**Record extracts**
--- Begin ---

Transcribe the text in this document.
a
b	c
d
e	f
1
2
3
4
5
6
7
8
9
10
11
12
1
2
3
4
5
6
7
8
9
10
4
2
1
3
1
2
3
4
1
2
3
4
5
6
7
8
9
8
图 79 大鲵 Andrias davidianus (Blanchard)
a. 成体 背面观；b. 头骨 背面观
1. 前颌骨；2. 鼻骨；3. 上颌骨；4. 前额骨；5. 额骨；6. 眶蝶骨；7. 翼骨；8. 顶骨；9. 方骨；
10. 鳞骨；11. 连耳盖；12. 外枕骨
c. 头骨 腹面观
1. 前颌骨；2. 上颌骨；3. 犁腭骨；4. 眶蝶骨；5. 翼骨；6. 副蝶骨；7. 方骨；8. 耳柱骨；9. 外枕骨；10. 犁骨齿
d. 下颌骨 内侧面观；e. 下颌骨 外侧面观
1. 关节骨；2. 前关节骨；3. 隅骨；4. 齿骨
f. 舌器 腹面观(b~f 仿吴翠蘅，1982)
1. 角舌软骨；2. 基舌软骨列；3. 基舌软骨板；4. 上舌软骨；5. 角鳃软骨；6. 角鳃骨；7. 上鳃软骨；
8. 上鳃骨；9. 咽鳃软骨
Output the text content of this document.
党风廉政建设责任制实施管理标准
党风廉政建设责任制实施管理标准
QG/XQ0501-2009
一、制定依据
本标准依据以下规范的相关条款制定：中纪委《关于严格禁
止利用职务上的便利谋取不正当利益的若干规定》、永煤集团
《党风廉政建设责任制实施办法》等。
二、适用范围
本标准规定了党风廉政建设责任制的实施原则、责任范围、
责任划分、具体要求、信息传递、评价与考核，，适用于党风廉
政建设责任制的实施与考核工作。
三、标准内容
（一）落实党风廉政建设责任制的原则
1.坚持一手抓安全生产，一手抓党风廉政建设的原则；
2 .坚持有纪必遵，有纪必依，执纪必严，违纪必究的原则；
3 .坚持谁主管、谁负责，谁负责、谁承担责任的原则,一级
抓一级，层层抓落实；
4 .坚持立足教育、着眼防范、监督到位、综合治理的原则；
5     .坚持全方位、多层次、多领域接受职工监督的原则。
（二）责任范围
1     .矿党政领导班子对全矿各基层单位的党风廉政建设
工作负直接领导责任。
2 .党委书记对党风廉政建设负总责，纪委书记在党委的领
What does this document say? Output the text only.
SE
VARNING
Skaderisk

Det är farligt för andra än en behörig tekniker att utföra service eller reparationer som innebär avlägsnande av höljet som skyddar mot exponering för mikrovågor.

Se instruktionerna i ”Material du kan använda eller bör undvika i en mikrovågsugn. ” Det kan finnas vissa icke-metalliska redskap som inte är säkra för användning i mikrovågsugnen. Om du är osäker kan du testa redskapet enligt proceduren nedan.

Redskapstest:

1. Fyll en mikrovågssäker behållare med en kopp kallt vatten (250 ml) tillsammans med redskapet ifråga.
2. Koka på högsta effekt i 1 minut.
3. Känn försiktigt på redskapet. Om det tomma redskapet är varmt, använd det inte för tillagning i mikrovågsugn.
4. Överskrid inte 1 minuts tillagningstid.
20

--- End ---

**What is required**
In the listing, find each line with the string "mikrovågsugn" and copy it.

**Answer to this problem**
Se instruktionerna i ”Material du kan använda eller bör undvika i en mikrovågsugn. ” Det kan finnas vissa icke-metalliska redskap som inte är säkra för användning i mikrovågsugnen. Om du är osäker kan du testa redskapet enligt proceduren nedan.
3. Känn försiktigt på redskapet. Om det tomma redskapet är varmt, använd det inte för tillagning i mikrovågsugn.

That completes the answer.